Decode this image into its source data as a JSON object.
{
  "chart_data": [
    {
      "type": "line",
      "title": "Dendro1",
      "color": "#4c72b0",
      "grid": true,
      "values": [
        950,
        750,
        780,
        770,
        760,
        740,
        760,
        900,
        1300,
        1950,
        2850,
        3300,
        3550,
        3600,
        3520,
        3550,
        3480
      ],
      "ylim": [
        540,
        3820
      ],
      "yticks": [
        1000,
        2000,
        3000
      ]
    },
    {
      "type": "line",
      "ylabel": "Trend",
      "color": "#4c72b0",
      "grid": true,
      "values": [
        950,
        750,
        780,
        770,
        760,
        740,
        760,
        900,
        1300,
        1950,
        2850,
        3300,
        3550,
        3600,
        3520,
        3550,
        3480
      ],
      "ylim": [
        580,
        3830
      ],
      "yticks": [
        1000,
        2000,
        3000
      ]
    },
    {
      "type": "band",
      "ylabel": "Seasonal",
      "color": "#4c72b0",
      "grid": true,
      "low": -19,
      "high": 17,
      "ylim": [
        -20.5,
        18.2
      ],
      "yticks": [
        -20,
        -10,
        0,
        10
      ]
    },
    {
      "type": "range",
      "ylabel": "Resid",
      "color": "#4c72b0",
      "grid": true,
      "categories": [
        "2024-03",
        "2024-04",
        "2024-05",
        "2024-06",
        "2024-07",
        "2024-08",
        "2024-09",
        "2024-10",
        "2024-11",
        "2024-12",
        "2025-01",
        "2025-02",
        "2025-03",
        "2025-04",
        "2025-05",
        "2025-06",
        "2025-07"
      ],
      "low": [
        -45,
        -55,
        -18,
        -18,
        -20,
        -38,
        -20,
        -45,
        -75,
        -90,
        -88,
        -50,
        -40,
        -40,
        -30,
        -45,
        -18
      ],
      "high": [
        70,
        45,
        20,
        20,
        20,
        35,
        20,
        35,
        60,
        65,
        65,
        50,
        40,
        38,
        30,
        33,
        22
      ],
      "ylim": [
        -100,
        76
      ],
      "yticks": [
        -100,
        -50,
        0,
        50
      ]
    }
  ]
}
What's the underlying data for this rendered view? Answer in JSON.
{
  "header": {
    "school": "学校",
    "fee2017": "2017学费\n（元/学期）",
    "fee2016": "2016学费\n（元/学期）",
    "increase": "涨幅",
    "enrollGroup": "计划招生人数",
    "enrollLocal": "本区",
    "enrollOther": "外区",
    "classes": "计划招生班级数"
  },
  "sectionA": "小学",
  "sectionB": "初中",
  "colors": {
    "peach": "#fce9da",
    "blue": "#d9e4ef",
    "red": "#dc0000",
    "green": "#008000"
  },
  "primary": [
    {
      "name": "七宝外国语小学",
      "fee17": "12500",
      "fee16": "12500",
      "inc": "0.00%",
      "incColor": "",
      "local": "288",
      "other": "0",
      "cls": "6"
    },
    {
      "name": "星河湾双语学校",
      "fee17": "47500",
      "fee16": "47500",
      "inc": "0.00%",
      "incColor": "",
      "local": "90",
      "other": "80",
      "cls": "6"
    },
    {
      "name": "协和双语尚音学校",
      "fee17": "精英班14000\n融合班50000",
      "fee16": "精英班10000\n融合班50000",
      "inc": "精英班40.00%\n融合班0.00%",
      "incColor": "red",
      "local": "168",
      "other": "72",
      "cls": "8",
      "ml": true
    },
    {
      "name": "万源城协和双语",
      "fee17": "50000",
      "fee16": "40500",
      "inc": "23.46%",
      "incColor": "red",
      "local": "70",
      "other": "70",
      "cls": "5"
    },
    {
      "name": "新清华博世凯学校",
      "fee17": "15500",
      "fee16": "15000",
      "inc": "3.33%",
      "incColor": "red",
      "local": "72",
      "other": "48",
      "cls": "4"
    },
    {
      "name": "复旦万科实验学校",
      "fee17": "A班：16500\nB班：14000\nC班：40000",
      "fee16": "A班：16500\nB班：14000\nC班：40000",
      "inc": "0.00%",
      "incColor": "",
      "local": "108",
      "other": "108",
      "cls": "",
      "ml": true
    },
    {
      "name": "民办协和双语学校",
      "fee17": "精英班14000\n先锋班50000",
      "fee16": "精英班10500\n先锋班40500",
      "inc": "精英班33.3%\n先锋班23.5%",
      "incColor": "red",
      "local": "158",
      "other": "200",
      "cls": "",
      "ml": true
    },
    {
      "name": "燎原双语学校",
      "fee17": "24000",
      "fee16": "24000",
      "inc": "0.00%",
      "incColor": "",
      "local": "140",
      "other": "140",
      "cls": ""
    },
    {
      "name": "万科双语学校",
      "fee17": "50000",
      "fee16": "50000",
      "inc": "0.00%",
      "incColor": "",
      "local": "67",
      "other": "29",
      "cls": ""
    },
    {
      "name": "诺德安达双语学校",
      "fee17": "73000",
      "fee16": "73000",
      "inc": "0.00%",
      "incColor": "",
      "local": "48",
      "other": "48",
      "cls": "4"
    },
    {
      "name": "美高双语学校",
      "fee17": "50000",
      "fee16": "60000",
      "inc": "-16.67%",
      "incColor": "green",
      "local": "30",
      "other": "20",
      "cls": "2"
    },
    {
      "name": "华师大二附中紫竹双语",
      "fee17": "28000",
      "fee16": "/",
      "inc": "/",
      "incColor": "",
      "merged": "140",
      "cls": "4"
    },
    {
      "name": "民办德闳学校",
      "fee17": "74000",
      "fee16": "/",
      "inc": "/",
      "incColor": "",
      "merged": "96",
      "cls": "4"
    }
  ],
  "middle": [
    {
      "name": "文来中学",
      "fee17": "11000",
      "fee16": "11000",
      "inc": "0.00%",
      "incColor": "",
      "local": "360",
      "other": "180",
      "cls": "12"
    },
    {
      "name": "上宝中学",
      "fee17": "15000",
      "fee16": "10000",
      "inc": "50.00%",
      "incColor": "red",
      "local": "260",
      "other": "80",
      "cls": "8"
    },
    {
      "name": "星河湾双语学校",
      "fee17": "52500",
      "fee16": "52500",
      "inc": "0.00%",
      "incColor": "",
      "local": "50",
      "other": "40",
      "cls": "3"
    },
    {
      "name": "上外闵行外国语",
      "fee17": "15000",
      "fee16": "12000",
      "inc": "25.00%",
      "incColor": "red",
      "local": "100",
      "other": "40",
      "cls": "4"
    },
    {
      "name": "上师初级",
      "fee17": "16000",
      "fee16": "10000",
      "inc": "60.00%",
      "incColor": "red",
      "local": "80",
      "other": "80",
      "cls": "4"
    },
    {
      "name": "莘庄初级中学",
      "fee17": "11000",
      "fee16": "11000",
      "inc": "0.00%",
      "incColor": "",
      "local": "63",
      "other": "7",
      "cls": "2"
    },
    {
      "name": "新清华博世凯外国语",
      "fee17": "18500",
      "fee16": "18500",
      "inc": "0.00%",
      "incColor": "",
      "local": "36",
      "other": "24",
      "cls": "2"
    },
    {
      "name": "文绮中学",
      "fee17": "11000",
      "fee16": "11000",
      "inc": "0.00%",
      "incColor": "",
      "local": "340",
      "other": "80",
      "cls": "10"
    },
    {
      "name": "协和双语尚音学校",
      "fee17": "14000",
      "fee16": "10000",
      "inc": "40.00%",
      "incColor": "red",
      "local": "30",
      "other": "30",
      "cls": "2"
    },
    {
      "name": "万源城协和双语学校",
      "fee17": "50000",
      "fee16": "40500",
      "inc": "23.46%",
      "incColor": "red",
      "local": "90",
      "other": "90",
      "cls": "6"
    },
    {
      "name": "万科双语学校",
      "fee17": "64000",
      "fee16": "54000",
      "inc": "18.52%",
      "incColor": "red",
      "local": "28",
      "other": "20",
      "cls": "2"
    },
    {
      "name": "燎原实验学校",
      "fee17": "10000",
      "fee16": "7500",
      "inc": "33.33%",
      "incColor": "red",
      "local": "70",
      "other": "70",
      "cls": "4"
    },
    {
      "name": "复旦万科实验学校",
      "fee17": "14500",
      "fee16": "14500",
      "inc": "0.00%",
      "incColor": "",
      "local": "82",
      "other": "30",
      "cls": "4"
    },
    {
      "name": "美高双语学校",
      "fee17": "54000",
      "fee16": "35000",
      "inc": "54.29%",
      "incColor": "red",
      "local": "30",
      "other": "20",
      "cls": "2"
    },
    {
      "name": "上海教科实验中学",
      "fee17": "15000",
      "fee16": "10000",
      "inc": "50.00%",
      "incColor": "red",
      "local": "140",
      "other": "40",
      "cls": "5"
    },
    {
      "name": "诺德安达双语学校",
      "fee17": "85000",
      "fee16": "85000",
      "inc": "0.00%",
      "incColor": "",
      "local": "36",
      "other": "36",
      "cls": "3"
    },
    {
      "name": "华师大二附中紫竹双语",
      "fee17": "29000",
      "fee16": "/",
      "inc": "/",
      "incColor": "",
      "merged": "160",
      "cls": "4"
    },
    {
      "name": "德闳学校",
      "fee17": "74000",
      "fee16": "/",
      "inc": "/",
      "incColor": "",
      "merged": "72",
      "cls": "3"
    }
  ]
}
------------------------------------------------------------
* _Aim_
Extract from the material all lines containing the string "merged".

* _Task result_
      "merged": "140",
      "merged": "96",
      "merged": "160",
      "merged": "72",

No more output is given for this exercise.